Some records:
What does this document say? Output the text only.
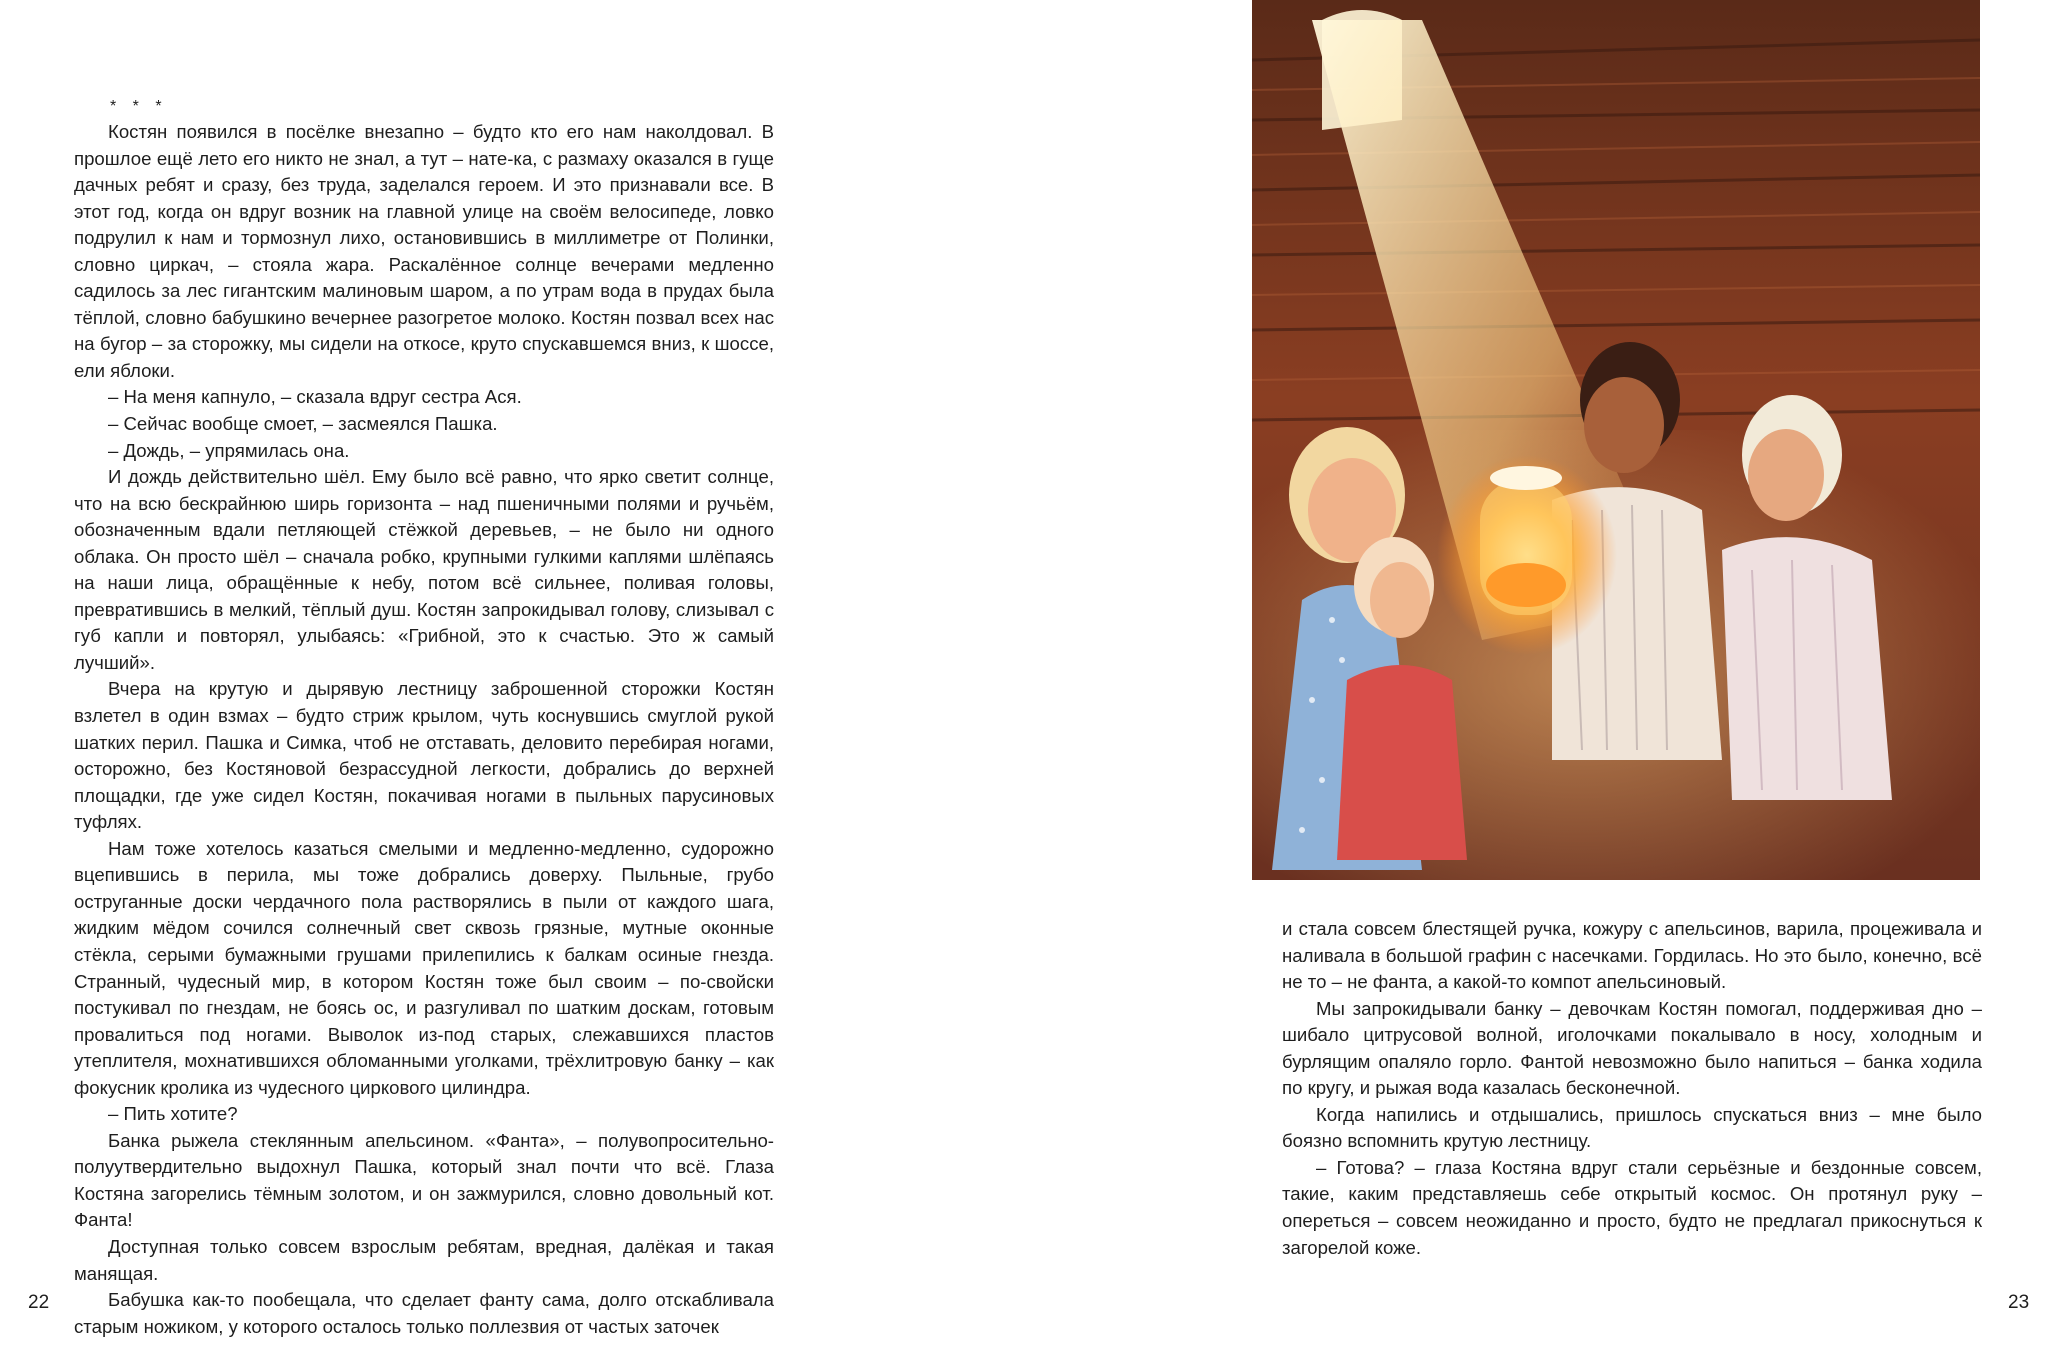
* * *

Костян появился в посёлке внезапно – будто кто его нам наколдовал. В прошлое ещё лето его никто не знал, а тут – нате-ка, с размаху оказался в гуще дачных ребят и сразу, без труда, заделался героем. И это признавали все. В этот год, когда он вдруг возник на главной улице на своём велосипеде, ловко подрулил к нам и тормознул лихо, остановившись в миллиметре от Полинки, словно циркач, – стояла жара. Раскалённое солнце вечерами медленно садилось за лес гигантским малиновым шаром, а по утрам вода в прудах была тёплой, словно бабушкино вечернее разогретое молоко. Костян позвал всех нас на бугор – за сторожку, мы сидели на откосе, круто спускавшемся вниз, к шоссе, ели яблоки.

– На меня капнуло, – сказала вдруг сестра Ася.

– Сейчас вообще смоет, – засмеялся Пашка.

– Дождь, – упрямилась она.

И дождь действительно шёл. Ему было всё равно, что ярко светит солнце, что на всю бескрайнюю ширь горизонта – над пшеничными полями и ручьём, обозначенным вдали петляющей стёжкой деревьев, – не было ни одного облака. Он просто шёл – сначала робко, крупными гулкими каплями шлёпаясь на наши лица, обращённые к небу, потом всё сильнее, поливая головы, превратившись в мелкий, тёплый душ. Костян запрокидывал голову, слизывал с губ капли и повторял, улыбаясь: «Грибной, это к счастью. Это ж самый лучший».

Вчера на крутую и дырявую лестницу заброшенной сторожки Костян взлетел в один взмах – будто стриж крылом, чуть коснувшись смуглой рукой шатких перил. Пашка и Симка, чтоб не отставать, деловито перебирая ногами, осторожно, без Костяновой безрассудной легкости, добрались до верхней площадки, где уже сидел Костян, покачивая ногами в пыльных парусиновых туфлях.

Нам тоже хотелось казаться смелыми и медленно-медленно, судорожно вцепившись в перила, мы тоже добрались доверху. Пыльные, грубо оструганные доски чердачного пола растворялись в пыли от каждого шага, жидким мёдом сочился солнечный свет сквозь грязные, мутные оконные стёкла, серыми бумажными грушами прилепились к балкам осиные гнезда. Странный, чудесный мир, в котором Костян тоже был своим – по-свойски постукивал по гнездам, не боясь ос, и разгуливал по шатким доскам, готовым провалиться под ногами. Выволок из-под старых, слежавшихся пластов утеплителя, мохнатившихся обломанными уголками, трёхлитровую банку – как фокусник кролика из чудесного циркового цилиндра.

– Пить хотите?

Банка рыжела стеклянным апельсином. «Фанта», – полувопросительно-полуутвердительно выдохнул Пашка, который знал почти что всё. Глаза Костяна загорелись тёмным золотом, и он зажмурился, словно довольный кот. Фанта!

Доступная только совсем взрослым ребятам, вредная, далёкая и такая манящая.

Бабушка как-то пообещала, что сделает фанту сама, долго отскабливала старым ножиком, у которого осталось только поллезвия от частых заточек

22

и стала совсем блестящей ручка, кожуру с апельсинов, варила, процеживала и наливала в большой графин с насечками. Гордилась. Но это было, конечно, всё не то – не фанта, а какой-то компот апельсиновый.

Мы запрокидывали банку – девочкам Костян помогал, поддерживая дно – шибало цитрусовой волной, иголочками покалывало в носу, холодным и бурлящим опаляло горло. Фантой невозможно было напиться – банка ходила по кругу, и рыжая вода казалась бесконечной.

Когда напились и отдышались, пришлось спускаться вниз – мне было боязно вспомнить крутую лестницу.

– Готова? – глаза Костяна вдруг стали серьёзные и бездонные совсем, такие, каким представляешь себе открытый космос. Он протянул руку – опереться – совсем неожиданно и просто, будто не предлагал прикоснуться к загорелой коже.

23
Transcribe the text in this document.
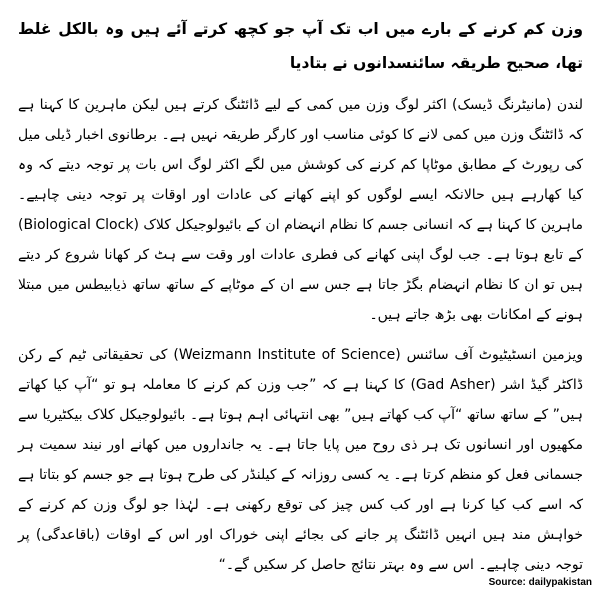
وزن کم کرنے کے بارے میں اب تک آپ جو کچھ کرتے آئے ہیں وہ بالکل غلط تھا، صحیح طریقہ سائنسدانوں نے بتادیا

لندن (مانیٹرنگ ڈیسک) اکثر لوگ وزن میں کمی کے لیے ڈائٹنگ کرتے ہیں لیکن ماہرین کا کہنا ہے کہ ڈائٹنگ وزن میں کمی لانے کا کوئی مناسب اور کارگر طریقہ نہیں ہے۔ برطانوی اخبار ڈیلی میل کی رپورٹ کے مطابق موٹاپا کم کرنے کی کوشش میں لگے اکثر لوگ اس بات پر توجہ دیتے کہ وہ کیا کھارہے ہیں حالانکہ ایسے لوگوں کو اپنے کھانے کی عادات اور اوقات پر توجہ دینی چاہیے۔ ماہرین کا کہنا ہے کہ انسانی جسم کا نظام انہضام ان کے بائیولوجیکل کلاک (Biological Clock) کے تابع ہوتا ہے۔ جب لوگ اپنی کھانے کی فطری عادات اور وقت سے ہٹ کر کھانا شروع کر دیتے ہیں تو ان کا نظام انہضام بگڑ جاتا ہے جس سے ان کے موٹاپے کے ساتھ ساتھ ذیابیطس میں مبتلا ہونے کے امکانات بھی بڑھ جاتے ہیں۔

ویزمین انسٹیٹیوٹ آف سائنس (Weizmann Institute of Science) کی تحقیقاتی ٹیم کے رکن ڈاکٹر گیڈ اشر (Gad Asher) کا کہنا ہے کہ ”جب وزن کم کرنے کا معاملہ ہو تو “آپ کیا کھاتے ہیں” کے ساتھ ساتھ “آپ کب کھاتے ہیں” بھی انتہائی اہم ہوتا ہے۔ بائیولوجیکل کلاک بیکٹیریا سے مکھیوں اور انسانوں تک ہر ذی روح میں پایا جاتا ہے۔ یہ جانداروں میں کھانے اور نیند سمیت ہر جسمانی فعل کو منظم کرتا ہے۔ یہ کسی روزانہ کے کیلنڈر کی طرح ہوتا ہے جو جسم کو بتاتا ہے کہ اسے کب کیا کرنا ہے اور کب کس چیز کی توقع رکھنی ہے۔ لہٰذا جو لوگ وزن کم کرنے کے خواہش مند ہیں انہیں ڈائٹنگ پر جانے کی بجائے اپنی خوراک اور اس کے اوقات (باقاعدگی) پر توجہ دینی چاہیے۔ اس سے وہ بہتر نتائج حاصل کر سکیں گے۔“

Source: dailypakistan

WHAT YOU ARE ASKED TO DO — What is the number of lines above that contain the string "просто"? Answer with the number alone.

WORKED SOLUTION — 2